[START OF MATERIAL SUPPLIED]

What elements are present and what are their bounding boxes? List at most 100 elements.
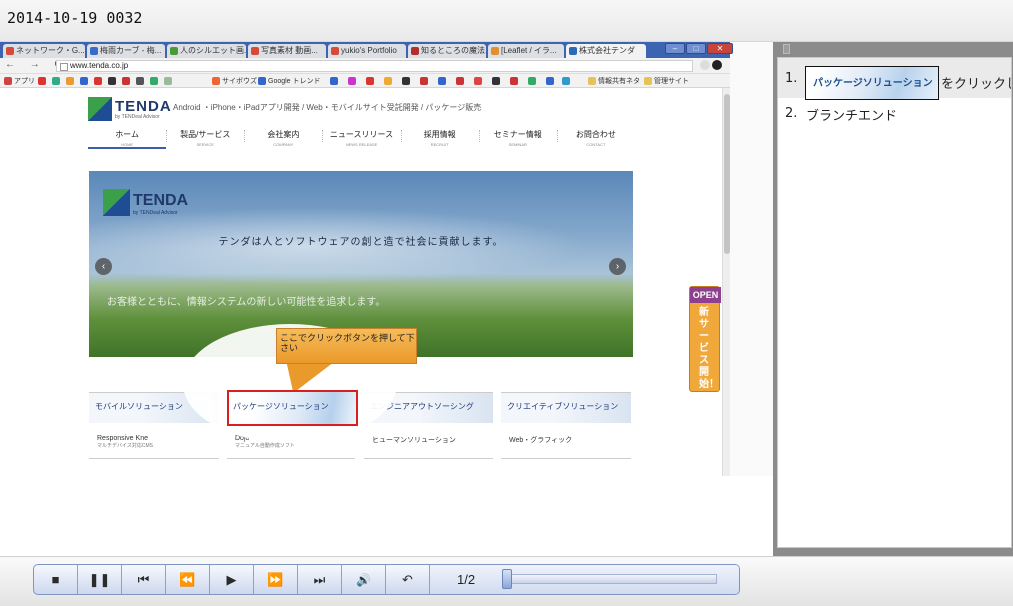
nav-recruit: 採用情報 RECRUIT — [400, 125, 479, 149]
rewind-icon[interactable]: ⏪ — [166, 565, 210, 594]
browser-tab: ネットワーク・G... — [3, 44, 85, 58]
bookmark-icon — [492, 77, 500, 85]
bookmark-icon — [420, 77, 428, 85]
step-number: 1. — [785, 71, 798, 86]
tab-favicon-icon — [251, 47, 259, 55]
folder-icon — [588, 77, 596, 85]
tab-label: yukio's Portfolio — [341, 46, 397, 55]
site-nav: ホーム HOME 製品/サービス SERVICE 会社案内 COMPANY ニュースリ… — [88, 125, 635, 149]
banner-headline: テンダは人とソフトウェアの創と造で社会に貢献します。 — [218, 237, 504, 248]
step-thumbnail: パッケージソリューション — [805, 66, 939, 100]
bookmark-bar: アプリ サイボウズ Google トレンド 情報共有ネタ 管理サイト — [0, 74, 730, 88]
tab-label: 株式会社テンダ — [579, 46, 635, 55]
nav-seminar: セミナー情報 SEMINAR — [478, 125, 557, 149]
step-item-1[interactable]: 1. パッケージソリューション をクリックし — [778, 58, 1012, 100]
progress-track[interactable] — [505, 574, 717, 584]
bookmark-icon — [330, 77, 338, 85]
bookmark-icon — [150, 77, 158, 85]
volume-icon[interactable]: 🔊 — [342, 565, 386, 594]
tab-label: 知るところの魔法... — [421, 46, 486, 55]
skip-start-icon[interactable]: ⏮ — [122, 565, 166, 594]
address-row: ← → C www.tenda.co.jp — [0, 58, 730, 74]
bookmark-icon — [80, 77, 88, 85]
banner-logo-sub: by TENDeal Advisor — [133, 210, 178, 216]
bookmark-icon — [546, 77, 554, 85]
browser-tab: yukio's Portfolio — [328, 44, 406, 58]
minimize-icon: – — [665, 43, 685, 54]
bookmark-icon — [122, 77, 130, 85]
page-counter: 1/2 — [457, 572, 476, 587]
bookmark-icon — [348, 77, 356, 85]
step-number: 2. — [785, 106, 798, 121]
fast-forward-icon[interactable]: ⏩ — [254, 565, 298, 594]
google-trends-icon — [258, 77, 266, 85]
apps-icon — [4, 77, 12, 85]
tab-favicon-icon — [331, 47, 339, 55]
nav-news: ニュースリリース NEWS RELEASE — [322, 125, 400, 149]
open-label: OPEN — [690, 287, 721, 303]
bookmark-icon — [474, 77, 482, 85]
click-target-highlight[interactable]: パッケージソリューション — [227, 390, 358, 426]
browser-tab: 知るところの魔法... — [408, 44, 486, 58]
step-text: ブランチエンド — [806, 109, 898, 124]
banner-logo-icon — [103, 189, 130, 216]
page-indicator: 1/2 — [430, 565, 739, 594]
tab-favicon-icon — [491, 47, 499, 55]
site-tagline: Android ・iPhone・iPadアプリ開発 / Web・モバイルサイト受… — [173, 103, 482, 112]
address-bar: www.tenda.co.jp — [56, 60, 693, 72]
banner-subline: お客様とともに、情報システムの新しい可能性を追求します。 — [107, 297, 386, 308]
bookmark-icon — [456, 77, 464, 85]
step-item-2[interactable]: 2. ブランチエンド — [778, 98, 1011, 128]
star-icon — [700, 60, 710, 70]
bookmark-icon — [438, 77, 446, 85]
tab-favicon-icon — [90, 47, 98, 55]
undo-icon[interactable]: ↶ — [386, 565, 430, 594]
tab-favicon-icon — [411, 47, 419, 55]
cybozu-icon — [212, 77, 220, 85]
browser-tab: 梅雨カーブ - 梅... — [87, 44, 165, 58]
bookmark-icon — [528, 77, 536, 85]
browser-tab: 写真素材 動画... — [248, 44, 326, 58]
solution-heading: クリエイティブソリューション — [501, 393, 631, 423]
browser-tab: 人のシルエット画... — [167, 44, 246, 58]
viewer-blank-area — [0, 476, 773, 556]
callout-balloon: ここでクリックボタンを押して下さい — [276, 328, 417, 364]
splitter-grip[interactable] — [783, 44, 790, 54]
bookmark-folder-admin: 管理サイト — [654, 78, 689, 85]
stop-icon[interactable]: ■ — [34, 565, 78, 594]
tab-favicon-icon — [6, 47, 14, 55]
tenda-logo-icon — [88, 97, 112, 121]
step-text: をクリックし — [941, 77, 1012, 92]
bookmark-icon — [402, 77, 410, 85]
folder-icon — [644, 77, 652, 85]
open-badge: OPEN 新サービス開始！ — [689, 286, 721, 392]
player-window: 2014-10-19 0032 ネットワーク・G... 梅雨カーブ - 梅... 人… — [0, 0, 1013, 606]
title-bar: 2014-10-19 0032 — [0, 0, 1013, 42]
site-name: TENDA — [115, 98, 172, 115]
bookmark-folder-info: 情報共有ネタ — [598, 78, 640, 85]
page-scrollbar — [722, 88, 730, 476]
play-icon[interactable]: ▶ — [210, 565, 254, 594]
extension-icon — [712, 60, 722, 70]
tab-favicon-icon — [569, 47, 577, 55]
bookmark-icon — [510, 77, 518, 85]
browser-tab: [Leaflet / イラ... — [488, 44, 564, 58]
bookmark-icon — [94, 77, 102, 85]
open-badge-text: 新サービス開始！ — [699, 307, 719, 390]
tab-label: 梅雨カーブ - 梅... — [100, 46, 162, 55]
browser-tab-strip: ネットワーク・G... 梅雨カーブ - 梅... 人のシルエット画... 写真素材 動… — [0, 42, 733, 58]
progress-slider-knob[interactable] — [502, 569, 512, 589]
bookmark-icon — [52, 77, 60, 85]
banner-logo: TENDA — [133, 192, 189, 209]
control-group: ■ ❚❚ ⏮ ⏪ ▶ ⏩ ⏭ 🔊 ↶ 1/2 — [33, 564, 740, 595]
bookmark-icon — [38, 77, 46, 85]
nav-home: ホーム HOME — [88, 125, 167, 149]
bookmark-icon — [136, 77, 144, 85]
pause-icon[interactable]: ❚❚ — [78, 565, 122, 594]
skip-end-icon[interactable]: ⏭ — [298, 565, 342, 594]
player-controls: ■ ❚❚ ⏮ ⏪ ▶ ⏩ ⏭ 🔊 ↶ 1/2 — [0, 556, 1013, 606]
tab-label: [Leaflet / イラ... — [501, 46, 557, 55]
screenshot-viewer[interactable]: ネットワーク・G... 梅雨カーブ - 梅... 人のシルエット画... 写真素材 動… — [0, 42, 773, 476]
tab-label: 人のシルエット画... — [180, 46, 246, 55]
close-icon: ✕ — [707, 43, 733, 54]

[END OF MATERIAL SUPPLIED]

§ **STATED TASK**
Please copy the item above line for line, changing nothing, but leave the picture out of your copy.

§ **CORRECT RESPONSE**
What elements are present and what are their bounding boxes? List at most 100 elements.
nav-recruit: 採用情報 RECRUIT — [400, 125, 479, 149]
rewind-icon[interactable]: ⏪ — [166, 565, 210, 594]
browser-tab: ネットワーク・G... — [3, 44, 85, 58]
bookmark-icon — [492, 77, 500, 85]
bookmark-icon — [420, 77, 428, 85]
step-number: 1. — [785, 71, 798, 86]
tab-favicon-icon — [251, 47, 259, 55]
folder-icon — [588, 77, 596, 85]
tab-label: yukio's Portfolio — [341, 46, 397, 55]
site-nav: ホーム HOME 製品/サービス SERVICE 会社案内 COMPANY ニュースリ… — [88, 125, 635, 149]
banner-headline: テンダは人とソフトウェアの創と造で社会に貢献します。 — [218, 237, 504, 248]
step-thumbnail: パッケージソリューション — [805, 66, 939, 100]
bookmark-bar: アプリ サイボウズ Google トレンド 情報共有ネタ 管理サイト — [0, 74, 730, 88]
tab-label: 株式会社テンダ — [579, 46, 635, 55]
nav-seminar: セミナー情報 SEMINAR — [478, 125, 557, 149]
step-item-1[interactable]: 1. パッケージソリューション をクリックし — [778, 58, 1012, 100]
progress-track[interactable] — [505, 574, 717, 584]
bookmark-icon — [330, 77, 338, 85]
bookmark-icon — [150, 77, 158, 85]
volume-icon[interactable]: 🔊 — [342, 565, 386, 594]
tab-label: 知るところの魔法... — [421, 46, 486, 55]
skip-start-icon[interactable]: ⏮ — [122, 565, 166, 594]
address-row: ← → C www.tenda.co.jp — [0, 58, 730, 74]
bookmark-icon — [80, 77, 88, 85]
banner-logo-sub: by TENDeal Advisor — [133, 210, 178, 216]
bookmark-icon — [546, 77, 554, 85]
browser-tab: yukio's Portfolio — [328, 44, 406, 58]
minimize-icon: – — [665, 43, 685, 54]
bookmark-icon — [122, 77, 130, 85]
page-counter: 1/2 — [457, 572, 476, 587]
bookmark-icon — [348, 77, 356, 85]
step-number: 2. — [785, 106, 798, 121]
fast-forward-icon[interactable]: ⏩ — [254, 565, 298, 594]
google-trends-icon — [258, 77, 266, 85]
apps-icon — [4, 77, 12, 85]
tab-favicon-icon — [331, 47, 339, 55]
nav-news: ニュースリリース NEWS RELEASE — [322, 125, 400, 149]
open-label: OPEN — [690, 287, 721, 303]
bookmark-icon — [474, 77, 482, 85]
click-target-highlight[interactable]: パッケージソリューション — [227, 390, 358, 426]
browser-tab: 知るところの魔法... — [408, 44, 486, 58]
step-text: ブランチエンド — [806, 109, 898, 124]
banner-logo-icon — [103, 189, 130, 216]
page-indicator: 1/2 — [430, 565, 739, 594]
tab-favicon-icon — [491, 47, 499, 55]
site-tagline: Android ・iPhone・iPadアプリ開発 / Web・モバイルサイト受… — [173, 103, 482, 112]
address-bar: www.tenda.co.jp — [56, 60, 693, 72]
banner-subline: お客様とともに、情報システムの新しい可能性を追求します。 — [107, 297, 386, 308]
bookmark-icon — [456, 77, 464, 85]
step-item-2[interactable]: 2. ブランチエンド — [778, 98, 1011, 128]
star-icon — [700, 60, 710, 70]
bookmark-icon — [438, 77, 446, 85]
tab-favicon-icon — [90, 47, 98, 55]
undo-icon[interactable]: ↶ — [386, 565, 430, 594]
tab-favicon-icon — [411, 47, 419, 55]
cybozu-icon — [212, 77, 220, 85]
browser-tab: 梅雨カーブ - 梅... — [87, 44, 165, 58]
bookmark-icon — [528, 77, 536, 85]
browser-tab: 写真素材 動画... — [248, 44, 326, 58]
solution-heading: クリエイティブソリューション — [501, 393, 631, 423]
browser-tab: 人のシルエット画... — [167, 44, 246, 58]
viewer-blank-area — [0, 476, 773, 556]
callout-balloon: ここでクリックボタンを押して下さい — [276, 328, 417, 364]
splitter-grip[interactable] — [783, 44, 790, 54]
bookmark-folder-admin: 管理サイト — [654, 78, 689, 85]
stop-icon[interactable]: ■ — [34, 565, 78, 594]
tab-favicon-icon — [6, 47, 14, 55]
tenda-logo-icon — [88, 97, 112, 121]
step-text: をクリックし — [941, 77, 1012, 92]
bookmark-icon — [402, 77, 410, 85]
folder-icon — [644, 77, 652, 85]
open-badge: OPEN 新サービス開始！ — [689, 286, 721, 392]
player-window: 2014-10-19 0032 ネットワーク・G... 梅雨カーブ - 梅... 人… — [0, 0, 1013, 606]
title-bar: 2014-10-19 0032 — [0, 0, 1013, 42]
site-name: TENDA — [115, 98, 172, 115]
bookmark-folder-info: 情報共有ネタ — [598, 78, 640, 85]
page-scrollbar — [722, 88, 730, 476]
play-icon[interactable]: ▶ — [210, 565, 254, 594]
extension-icon — [712, 60, 722, 70]
tab-favicon-icon — [569, 47, 577, 55]
bookmark-icon — [510, 77, 518, 85]
browser-tab: [Leaflet / イラ... — [488, 44, 564, 58]
bookmark-icon — [94, 77, 102, 85]
open-badge-text: 新サービス開始！ — [699, 307, 719, 390]
tab-label: 梅雨カーブ - 梅... — [100, 46, 162, 55]
browser-tab-strip: ネットワーク・G... 梅雨カーブ - 梅... 人のシルエット画... 写真素材 動… — [0, 42, 733, 58]
progress-slider-knob[interactable] — [502, 569, 512, 589]
bookmark-icon — [52, 77, 60, 85]
banner-logo: TENDA — [133, 192, 189, 209]
control-group: ■ ❚❚ ⏮ ⏪ ▶ ⏩ ⏭ 🔊 ↶ 1/2 — [33, 564, 740, 595]
bookmark-icon — [38, 77, 46, 85]
nav-home: ホーム HOME — [88, 125, 167, 149]
bookmark-icon — [136, 77, 144, 85]
pause-icon[interactable]: ❚❚ — [78, 565, 122, 594]
skip-end-icon[interactable]: ⏭ — [298, 565, 342, 594]
player-controls: ■ ❚❚ ⏮ ⏪ ▶ ⏩ ⏭ 🔊 ↶ 1/2 — [0, 556, 1013, 606]
tab-label: [Leaflet / イラ... — [501, 46, 557, 55]
screenshot-viewer[interactable]: ネットワーク・G... 梅雨カーブ - 梅... 人のシルエット画... 写真素材 動… — [0, 42, 773, 476]
tab-label: 人のシルエット画... — [180, 46, 246, 55]
close-icon: ✕ — [707, 43, 733, 54]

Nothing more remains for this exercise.